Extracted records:
────────────────────

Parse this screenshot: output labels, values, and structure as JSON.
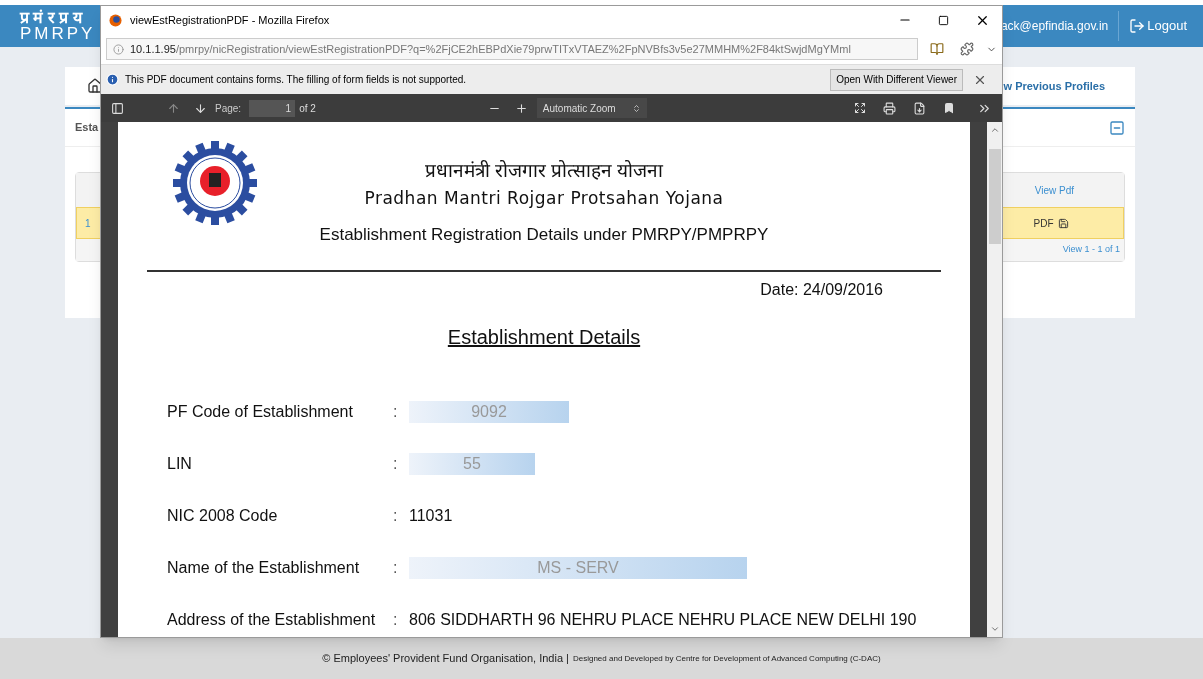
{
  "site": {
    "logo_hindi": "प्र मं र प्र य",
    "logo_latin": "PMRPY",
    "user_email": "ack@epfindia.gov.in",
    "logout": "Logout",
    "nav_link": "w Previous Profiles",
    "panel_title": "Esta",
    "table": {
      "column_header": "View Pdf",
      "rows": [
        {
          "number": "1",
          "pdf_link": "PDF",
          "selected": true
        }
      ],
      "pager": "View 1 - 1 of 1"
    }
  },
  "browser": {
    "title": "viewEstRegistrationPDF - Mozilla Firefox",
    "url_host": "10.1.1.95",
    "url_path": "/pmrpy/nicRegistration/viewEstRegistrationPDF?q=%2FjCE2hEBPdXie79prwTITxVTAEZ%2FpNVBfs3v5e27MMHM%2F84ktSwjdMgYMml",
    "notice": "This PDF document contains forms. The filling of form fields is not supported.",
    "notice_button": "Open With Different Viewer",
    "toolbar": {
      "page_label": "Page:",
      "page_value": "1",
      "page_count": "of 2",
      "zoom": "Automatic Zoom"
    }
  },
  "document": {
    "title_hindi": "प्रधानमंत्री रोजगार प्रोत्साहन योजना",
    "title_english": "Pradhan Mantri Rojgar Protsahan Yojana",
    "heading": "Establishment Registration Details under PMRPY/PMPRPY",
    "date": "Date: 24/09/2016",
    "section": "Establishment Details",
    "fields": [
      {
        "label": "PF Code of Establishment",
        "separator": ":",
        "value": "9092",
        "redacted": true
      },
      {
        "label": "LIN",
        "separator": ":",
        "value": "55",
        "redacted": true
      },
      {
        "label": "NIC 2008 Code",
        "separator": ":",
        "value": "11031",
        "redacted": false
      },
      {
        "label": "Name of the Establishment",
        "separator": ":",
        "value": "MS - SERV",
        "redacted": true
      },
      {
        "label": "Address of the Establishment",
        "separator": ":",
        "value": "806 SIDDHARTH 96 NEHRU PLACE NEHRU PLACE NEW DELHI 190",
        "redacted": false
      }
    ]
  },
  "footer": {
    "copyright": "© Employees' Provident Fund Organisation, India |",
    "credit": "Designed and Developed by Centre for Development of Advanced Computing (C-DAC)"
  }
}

────────────────────

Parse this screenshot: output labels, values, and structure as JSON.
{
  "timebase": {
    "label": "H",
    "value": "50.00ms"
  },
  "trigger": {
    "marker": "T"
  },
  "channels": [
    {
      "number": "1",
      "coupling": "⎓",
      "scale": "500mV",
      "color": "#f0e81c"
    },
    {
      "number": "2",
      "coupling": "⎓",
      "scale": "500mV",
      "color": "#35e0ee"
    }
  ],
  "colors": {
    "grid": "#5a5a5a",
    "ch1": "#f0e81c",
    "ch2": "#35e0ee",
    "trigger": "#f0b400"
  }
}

────────────────────

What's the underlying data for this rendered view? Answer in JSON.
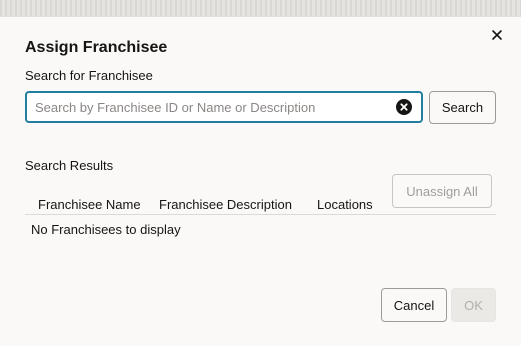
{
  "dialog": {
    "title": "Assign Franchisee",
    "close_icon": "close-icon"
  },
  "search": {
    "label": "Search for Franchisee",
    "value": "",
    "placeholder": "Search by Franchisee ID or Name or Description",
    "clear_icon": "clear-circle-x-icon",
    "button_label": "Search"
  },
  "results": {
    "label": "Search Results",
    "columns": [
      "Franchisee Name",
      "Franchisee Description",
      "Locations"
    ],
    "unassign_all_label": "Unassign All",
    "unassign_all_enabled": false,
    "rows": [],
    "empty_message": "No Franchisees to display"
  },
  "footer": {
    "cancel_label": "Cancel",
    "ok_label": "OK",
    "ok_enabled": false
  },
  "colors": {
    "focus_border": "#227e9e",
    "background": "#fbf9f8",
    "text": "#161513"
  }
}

────────────────────

From the listing, copy every line where the string "false" appears.

        "redacted": false
        "redacted": false
    "unassign_all_enabled": false,
    "ok_enabled": false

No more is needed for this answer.